**Task details**. Set all the material down again unchanged, without the pictures.

== Information shown

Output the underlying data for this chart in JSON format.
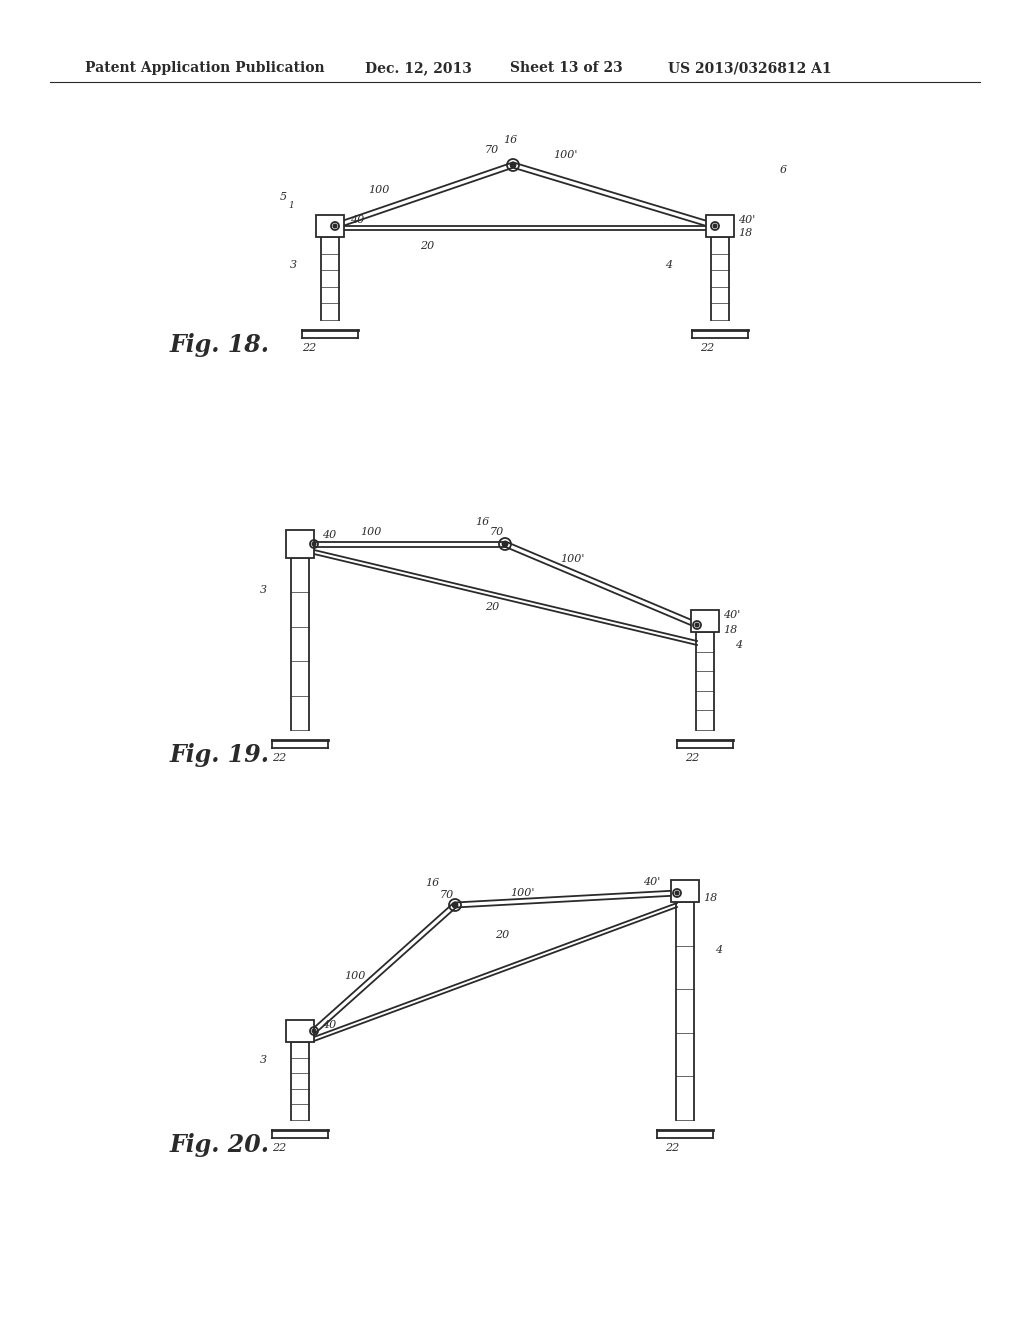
{
  "bg_color": "#ffffff",
  "line_color": "#2a2a2a",
  "header_text": "Patent Application Publication",
  "header_date": "Dec. 12, 2013",
  "header_sheet": "Sheet 13 of 23",
  "header_patent": "US 2013/0326812 A1",
  "fig18_label": "Fig. 18.",
  "fig19_label": "Fig. 19.",
  "fig20_label": "Fig. 20.",
  "lw": 1.3,
  "lw2": 2.0,
  "lw3": 0.8
}
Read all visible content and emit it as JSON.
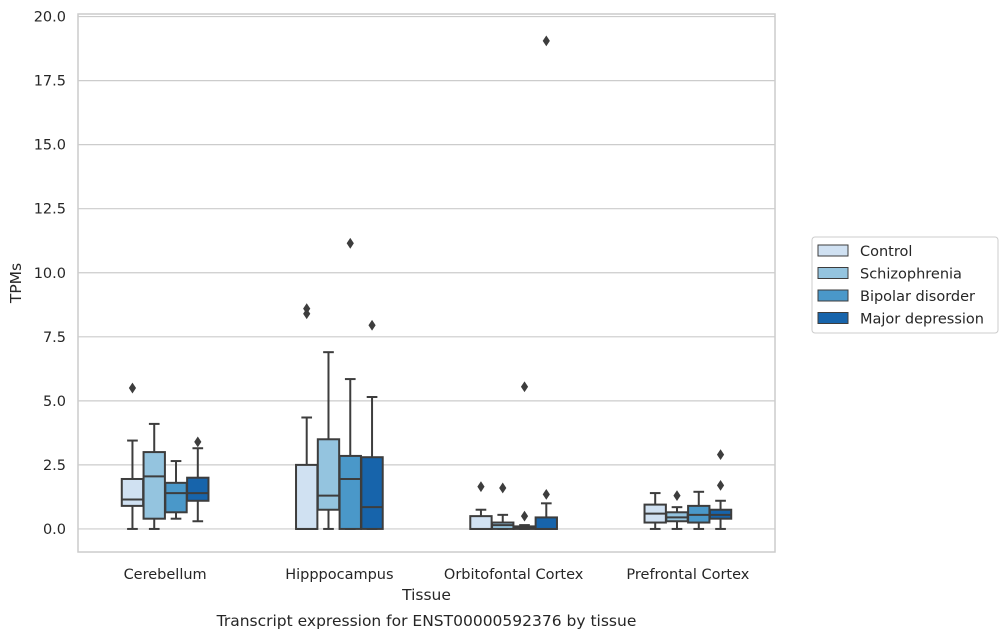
{
  "chart_data": {
    "type": "box",
    "title": "",
    "caption": "Transcript expression for ENST00000592376 by tissue",
    "xlabel": "Tissue",
    "ylabel": "TPMs",
    "ylim": [
      -0.9,
      20.1
    ],
    "yticks": [
      "0.0",
      "2.5",
      "5.0",
      "7.5",
      "10.0",
      "12.5",
      "15.0",
      "17.5",
      "20.0"
    ],
    "ytick_values": [
      0,
      2.5,
      5,
      7.5,
      10,
      12.5,
      15,
      17.5,
      20
    ],
    "grid": "horizontal",
    "legend_position": "right",
    "categories": [
      "Cerebellum",
      "Hipppocampus",
      "Orbitofontal Cortex",
      "Prefrontal Cortex"
    ],
    "series": [
      {
        "name": "Control",
        "color": "#d0e1f2",
        "boxes": [
          {
            "whisker_low": 0.0,
            "q1": 0.9,
            "median": 1.15,
            "q3": 1.95,
            "whisker_high": 3.45,
            "outliers": [
              5.5
            ]
          },
          {
            "whisker_low": 0.0,
            "q1": 0.0,
            "median": 0.0,
            "q3": 2.5,
            "whisker_high": 4.35,
            "outliers": [
              8.4,
              8.6
            ]
          },
          {
            "whisker_low": 0.0,
            "q1": 0.0,
            "median": 0.0,
            "q3": 0.5,
            "whisker_high": 0.75,
            "outliers": [
              1.65
            ]
          },
          {
            "whisker_low": 0.0,
            "q1": 0.25,
            "median": 0.6,
            "q3": 0.95,
            "whisker_high": 1.4,
            "outliers": []
          }
        ]
      },
      {
        "name": "Schizophrenia",
        "color": "#94c4df",
        "boxes": [
          {
            "whisker_low": 0.0,
            "q1": 0.4,
            "median": 2.05,
            "q3": 3.0,
            "whisker_high": 4.1,
            "outliers": []
          },
          {
            "whisker_low": 0.0,
            "q1": 0.75,
            "median": 1.3,
            "q3": 3.5,
            "whisker_high": 6.9,
            "outliers": []
          },
          {
            "whisker_low": 0.0,
            "q1": 0.0,
            "median": 0.15,
            "q3": 0.25,
            "whisker_high": 0.55,
            "outliers": [
              1.6
            ]
          },
          {
            "whisker_low": 0.0,
            "q1": 0.3,
            "median": 0.45,
            "q3": 0.65,
            "whisker_high": 0.85,
            "outliers": [
              1.3
            ]
          }
        ]
      },
      {
        "name": "Bipolar disorder",
        "color": "#4a98c9",
        "boxes": [
          {
            "whisker_low": 0.4,
            "q1": 0.65,
            "median": 1.4,
            "q3": 1.8,
            "whisker_high": 2.65,
            "outliers": []
          },
          {
            "whisker_low": 0.0,
            "q1": 0.0,
            "median": 1.95,
            "q3": 2.85,
            "whisker_high": 5.85,
            "outliers": [
              11.15
            ]
          },
          {
            "whisker_low": 0.0,
            "q1": 0.0,
            "median": 0.05,
            "q3": 0.1,
            "whisker_high": 0.15,
            "outliers": [
              0.5,
              5.55
            ]
          },
          {
            "whisker_low": 0.0,
            "q1": 0.25,
            "median": 0.55,
            "q3": 0.9,
            "whisker_high": 1.45,
            "outliers": []
          }
        ]
      },
      {
        "name": "Major depression",
        "color": "#1764ab",
        "boxes": [
          {
            "whisker_low": 0.3,
            "q1": 1.1,
            "median": 1.4,
            "q3": 2.0,
            "whisker_high": 3.15,
            "outliers": [
              3.4
            ]
          },
          {
            "whisker_low": 0.0,
            "q1": 0.0,
            "median": 0.85,
            "q3": 2.8,
            "whisker_high": 5.15,
            "outliers": [
              7.95
            ]
          },
          {
            "whisker_low": 0.0,
            "q1": 0.0,
            "median": 0.0,
            "q3": 0.45,
            "whisker_high": 1.0,
            "outliers": [
              1.35,
              19.05
            ]
          },
          {
            "whisker_low": 0.0,
            "q1": 0.4,
            "median": 0.55,
            "q3": 0.75,
            "whisker_high": 1.1,
            "outliers": [
              1.7,
              2.9
            ]
          }
        ]
      }
    ]
  }
}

====

**The response**.
Output the underlying data for this chart in JSON format.
{
  "bg_color": "#ffffff",
  "line_color": "#2a2a2a",
  "header_text": "Patent Application Publication",
  "header_date": "Dec. 12, 2013",
  "header_sheet": "Sheet 13 of 23",
  "header_patent": "US 2013/0326812 A1",
  "fig18_label": "Fig. 18.",
  "fig19_label": "Fig. 19.",
  "fig20_label": "Fig. 20.",
  "lw": 1.3,
  "lw2": 2.0,
  "lw3": 0.8
}
Read all visible content and emit it as JSON.
{
  "chart_data": {
    "type": "box",
    "title": "",
    "caption": "Transcript expression for ENST00000592376 by tissue",
    "xlabel": "Tissue",
    "ylabel": "TPMs",
    "ylim": [
      -0.9,
      20.1
    ],
    "yticks": [
      "0.0",
      "2.5",
      "5.0",
      "7.5",
      "10.0",
      "12.5",
      "15.0",
      "17.5",
      "20.0"
    ],
    "ytick_values": [
      0,
      2.5,
      5,
      7.5,
      10,
      12.5,
      15,
      17.5,
      20
    ],
    "grid": "horizontal",
    "legend_position": "right",
    "categories": [
      "Cerebellum",
      "Hipppocampus",
      "Orbitofontal Cortex",
      "Prefrontal Cortex"
    ],
    "series": [
      {
        "name": "Control",
        "color": "#d0e1f2",
        "boxes": [
          {
            "whisker_low": 0.0,
            "q1": 0.9,
            "median": 1.15,
            "q3": 1.95,
            "whisker_high": 3.45,
            "outliers": [
              5.5
            ]
          },
          {
            "whisker_low": 0.0,
            "q1": 0.0,
            "median": 0.0,
            "q3": 2.5,
            "whisker_high": 4.35,
            "outliers": [
              8.4,
              8.6
            ]
          },
          {
            "whisker_low": 0.0,
            "q1": 0.0,
            "median": 0.0,
            "q3": 0.5,
            "whisker_high": 0.75,
            "outliers": [
              1.65
            ]
          },
          {
            "whisker_low": 0.0,
            "q1": 0.25,
            "median": 0.6,
            "q3": 0.95,
            "whisker_high": 1.4,
            "outliers": []
          }
        ]
      },
      {
        "name": "Schizophrenia",
        "color": "#94c4df",
        "boxes": [
          {
            "whisker_low": 0.0,
            "q1": 0.4,
            "median": 2.05,
            "q3": 3.0,
            "whisker_high": 4.1,
            "outliers": []
          },
          {
            "whisker_low": 0.0,
            "q1": 0.75,
            "median": 1.3,
            "q3": 3.5,
            "whisker_high": 6.9,
            "outliers": []
          },
          {
            "whisker_low": 0.0,
            "q1": 0.0,
            "median": 0.15,
            "q3": 0.25,
            "whisker_high": 0.55,
            "outliers": [
              1.6
            ]
          },
          {
            "whisker_low": 0.0,
            "q1": 0.3,
            "median": 0.45,
            "q3": 0.65,
            "whisker_high": 0.85,
            "outliers": [
              1.3
            ]
          }
        ]
      },
      {
        "name": "Bipolar disorder",
        "color": "#4a98c9",
        "boxes": [
          {
            "whisker_low": 0.4,
            "q1": 0.65,
            "median": 1.4,
            "q3": 1.8,
            "whisker_high": 2.65,
            "outliers": []
          },
          {
            "whisker_low": 0.0,
            "q1": 0.0,
            "median": 1.95,
            "q3": 2.85,
            "whisker_high": 5.85,
            "outliers": [
              11.15
            ]
          },
          {
            "whisker_low": 0.0,
            "q1": 0.0,
            "median": 0.05,
            "q3": 0.1,
            "whisker_high": 0.15,
            "outliers": [
              0.5,
              5.55
            ]
          },
          {
            "whisker_low": 0.0,
            "q1": 0.25,
            "median": 0.55,
            "q3": 0.9,
            "whisker_high": 1.45,
            "outliers": []
          }
        ]
      },
      {
        "name": "Major depression",
        "color": "#1764ab",
        "boxes": [
          {
            "whisker_low": 0.3,
            "q1": 1.1,
            "median": 1.4,
            "q3": 2.0,
            "whisker_high": 3.15,
            "outliers": [
              3.4
            ]
          },
          {
            "whisker_low": 0.0,
            "q1": 0.0,
            "median": 0.85,
            "q3": 2.8,
            "whisker_high": 5.15,
            "outliers": [
              7.95
            ]
          },
          {
            "whisker_low": 0.0,
            "q1": 0.0,
            "median": 0.0,
            "q3": 0.45,
            "whisker_high": 1.0,
            "outliers": [
              1.35,
              19.05
            ]
          },
          {
            "whisker_low": 0.0,
            "q1": 0.4,
            "median": 0.55,
            "q3": 0.75,
            "whisker_high": 1.1,
            "outliers": [
              1.7,
              2.9
            ]
          }
        ]
      }
    ]
  }
}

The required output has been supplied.